— START Source records —

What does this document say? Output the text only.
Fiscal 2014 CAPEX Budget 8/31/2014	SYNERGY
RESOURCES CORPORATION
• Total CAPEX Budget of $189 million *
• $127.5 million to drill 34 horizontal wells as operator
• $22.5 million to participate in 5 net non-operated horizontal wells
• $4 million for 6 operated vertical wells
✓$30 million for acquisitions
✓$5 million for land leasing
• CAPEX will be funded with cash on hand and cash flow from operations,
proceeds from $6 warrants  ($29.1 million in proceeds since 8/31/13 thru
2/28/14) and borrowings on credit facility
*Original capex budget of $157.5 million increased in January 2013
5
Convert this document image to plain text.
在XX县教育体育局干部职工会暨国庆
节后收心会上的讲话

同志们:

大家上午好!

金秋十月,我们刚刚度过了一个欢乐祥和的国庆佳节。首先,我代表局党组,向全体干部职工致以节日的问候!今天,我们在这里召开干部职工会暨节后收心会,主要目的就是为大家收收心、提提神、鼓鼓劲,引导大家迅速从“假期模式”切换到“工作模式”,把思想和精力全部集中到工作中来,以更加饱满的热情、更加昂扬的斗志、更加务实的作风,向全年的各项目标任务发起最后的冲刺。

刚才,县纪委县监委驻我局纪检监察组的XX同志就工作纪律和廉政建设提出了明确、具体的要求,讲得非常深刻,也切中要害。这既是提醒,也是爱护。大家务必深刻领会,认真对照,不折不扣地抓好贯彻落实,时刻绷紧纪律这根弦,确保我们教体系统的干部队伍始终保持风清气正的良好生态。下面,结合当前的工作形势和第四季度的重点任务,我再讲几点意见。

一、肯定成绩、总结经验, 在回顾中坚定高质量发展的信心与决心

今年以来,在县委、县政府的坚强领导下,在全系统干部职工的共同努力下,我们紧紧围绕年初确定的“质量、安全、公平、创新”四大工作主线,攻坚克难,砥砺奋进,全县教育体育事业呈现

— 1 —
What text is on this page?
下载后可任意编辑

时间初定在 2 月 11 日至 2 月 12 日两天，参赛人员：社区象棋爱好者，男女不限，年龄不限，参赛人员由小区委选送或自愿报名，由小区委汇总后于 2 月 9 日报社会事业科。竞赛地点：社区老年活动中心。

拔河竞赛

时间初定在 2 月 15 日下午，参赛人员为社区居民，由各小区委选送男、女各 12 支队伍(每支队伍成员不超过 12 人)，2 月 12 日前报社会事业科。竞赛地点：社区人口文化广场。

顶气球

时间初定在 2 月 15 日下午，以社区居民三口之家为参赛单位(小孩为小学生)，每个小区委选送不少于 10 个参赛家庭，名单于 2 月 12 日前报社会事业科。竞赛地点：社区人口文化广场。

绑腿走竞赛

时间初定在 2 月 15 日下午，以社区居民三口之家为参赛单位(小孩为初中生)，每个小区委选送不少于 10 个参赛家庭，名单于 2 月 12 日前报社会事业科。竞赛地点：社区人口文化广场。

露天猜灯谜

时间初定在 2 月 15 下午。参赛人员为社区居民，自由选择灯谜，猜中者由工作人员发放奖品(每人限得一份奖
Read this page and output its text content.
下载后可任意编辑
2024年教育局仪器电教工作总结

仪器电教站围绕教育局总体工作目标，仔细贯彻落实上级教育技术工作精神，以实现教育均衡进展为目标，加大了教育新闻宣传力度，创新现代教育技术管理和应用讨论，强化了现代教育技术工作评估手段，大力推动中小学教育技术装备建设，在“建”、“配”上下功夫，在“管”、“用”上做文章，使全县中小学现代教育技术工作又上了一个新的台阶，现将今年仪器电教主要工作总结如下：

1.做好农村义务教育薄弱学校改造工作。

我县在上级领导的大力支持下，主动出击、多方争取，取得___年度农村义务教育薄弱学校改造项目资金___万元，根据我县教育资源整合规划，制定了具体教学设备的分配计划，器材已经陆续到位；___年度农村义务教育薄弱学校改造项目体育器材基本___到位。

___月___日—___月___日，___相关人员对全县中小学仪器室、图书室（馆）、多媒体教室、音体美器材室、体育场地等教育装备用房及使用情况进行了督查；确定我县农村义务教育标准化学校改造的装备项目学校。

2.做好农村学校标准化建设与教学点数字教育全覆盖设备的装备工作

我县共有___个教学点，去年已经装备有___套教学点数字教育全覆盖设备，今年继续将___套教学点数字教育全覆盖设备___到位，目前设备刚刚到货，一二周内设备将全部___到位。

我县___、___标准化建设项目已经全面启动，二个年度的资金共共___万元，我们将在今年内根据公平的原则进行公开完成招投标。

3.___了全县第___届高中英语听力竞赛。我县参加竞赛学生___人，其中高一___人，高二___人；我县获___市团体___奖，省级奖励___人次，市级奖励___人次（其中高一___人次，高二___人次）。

— END Source records —

** Instructions to follow **
Locate the word "from" in the entries, and copy every line where it is found.

** Worked answer **
• CAPEX will be funded with cash on hand and cash flow from operations,
proceeds from $6 warrants  ($29.1 million in proceeds since 8/31/13 thru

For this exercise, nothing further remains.